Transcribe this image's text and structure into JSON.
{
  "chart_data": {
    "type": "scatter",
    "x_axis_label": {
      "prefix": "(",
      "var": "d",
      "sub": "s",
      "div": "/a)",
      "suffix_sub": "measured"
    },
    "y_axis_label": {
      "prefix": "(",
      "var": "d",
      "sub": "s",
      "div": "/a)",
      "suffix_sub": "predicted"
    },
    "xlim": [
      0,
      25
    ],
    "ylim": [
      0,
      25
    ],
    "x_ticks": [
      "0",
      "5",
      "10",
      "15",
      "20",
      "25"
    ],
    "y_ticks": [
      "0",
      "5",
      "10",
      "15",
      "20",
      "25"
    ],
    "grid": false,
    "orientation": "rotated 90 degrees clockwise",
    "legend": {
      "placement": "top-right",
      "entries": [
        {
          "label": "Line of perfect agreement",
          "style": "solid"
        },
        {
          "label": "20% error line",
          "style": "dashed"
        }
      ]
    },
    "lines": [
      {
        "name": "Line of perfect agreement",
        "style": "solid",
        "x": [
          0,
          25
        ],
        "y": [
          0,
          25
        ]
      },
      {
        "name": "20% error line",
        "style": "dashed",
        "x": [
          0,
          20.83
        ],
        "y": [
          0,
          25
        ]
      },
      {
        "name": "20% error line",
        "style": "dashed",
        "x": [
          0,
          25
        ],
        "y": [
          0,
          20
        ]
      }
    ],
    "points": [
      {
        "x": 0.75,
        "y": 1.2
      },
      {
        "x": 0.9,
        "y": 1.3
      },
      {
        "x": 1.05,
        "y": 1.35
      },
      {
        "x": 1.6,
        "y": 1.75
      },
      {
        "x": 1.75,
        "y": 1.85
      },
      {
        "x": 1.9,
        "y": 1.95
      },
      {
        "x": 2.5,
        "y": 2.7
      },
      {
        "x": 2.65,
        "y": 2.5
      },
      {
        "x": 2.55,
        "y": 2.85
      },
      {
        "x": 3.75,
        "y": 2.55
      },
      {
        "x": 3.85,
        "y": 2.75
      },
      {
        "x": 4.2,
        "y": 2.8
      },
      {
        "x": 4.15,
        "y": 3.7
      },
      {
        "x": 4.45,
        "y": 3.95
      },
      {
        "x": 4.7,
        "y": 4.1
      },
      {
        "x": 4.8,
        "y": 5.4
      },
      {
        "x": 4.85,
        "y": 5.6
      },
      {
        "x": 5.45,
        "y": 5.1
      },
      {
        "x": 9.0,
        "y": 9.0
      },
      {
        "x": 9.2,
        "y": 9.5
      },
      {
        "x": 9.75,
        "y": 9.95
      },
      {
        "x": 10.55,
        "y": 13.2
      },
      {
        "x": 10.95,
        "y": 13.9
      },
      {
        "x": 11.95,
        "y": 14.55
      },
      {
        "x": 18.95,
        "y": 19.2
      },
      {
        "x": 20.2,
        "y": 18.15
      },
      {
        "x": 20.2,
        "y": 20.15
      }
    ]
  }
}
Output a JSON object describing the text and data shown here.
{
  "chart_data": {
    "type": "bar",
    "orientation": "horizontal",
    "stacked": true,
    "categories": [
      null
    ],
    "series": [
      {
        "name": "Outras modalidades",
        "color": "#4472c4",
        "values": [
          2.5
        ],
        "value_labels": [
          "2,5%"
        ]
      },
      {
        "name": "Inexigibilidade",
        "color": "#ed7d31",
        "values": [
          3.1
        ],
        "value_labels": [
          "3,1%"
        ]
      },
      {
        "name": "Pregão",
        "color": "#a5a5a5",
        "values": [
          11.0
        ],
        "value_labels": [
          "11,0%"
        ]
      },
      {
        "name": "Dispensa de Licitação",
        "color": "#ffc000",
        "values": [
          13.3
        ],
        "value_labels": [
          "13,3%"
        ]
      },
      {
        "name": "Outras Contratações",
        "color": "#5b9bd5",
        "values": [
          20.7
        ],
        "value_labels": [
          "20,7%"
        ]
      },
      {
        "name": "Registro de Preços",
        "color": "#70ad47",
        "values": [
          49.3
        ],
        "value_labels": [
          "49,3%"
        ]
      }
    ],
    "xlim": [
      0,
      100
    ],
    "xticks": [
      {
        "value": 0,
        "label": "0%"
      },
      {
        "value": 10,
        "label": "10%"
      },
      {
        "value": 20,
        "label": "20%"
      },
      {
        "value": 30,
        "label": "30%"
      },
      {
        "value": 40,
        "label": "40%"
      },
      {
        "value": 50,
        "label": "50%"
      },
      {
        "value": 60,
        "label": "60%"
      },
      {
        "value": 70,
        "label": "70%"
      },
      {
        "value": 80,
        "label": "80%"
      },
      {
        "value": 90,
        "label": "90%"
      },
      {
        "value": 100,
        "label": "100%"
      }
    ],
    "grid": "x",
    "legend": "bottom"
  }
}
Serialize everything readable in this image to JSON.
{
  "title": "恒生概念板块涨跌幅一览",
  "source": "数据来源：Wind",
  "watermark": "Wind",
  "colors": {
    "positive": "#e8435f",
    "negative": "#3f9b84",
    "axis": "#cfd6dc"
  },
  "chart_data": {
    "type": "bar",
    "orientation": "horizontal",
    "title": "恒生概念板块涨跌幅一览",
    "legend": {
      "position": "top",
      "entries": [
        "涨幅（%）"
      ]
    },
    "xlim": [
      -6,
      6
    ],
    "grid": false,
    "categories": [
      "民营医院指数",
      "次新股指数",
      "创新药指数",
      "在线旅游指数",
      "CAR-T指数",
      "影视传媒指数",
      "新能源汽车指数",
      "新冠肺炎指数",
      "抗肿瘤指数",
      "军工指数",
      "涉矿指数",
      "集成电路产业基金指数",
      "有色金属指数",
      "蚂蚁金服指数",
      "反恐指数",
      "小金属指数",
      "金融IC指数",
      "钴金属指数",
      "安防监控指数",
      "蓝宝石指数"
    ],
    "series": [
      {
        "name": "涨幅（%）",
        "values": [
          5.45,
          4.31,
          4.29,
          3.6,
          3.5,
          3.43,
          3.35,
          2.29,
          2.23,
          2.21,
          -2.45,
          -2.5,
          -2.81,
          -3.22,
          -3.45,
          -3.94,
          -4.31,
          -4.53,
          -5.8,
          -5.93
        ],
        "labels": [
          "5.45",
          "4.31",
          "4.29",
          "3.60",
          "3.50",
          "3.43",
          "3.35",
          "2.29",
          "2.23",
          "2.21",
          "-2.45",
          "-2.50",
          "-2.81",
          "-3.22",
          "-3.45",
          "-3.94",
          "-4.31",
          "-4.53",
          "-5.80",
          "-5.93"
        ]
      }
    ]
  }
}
********
Track down the lines that include the word "Outras" and copy them.

        "name": "Outras modalidades",
        "name": "Outras Contratações",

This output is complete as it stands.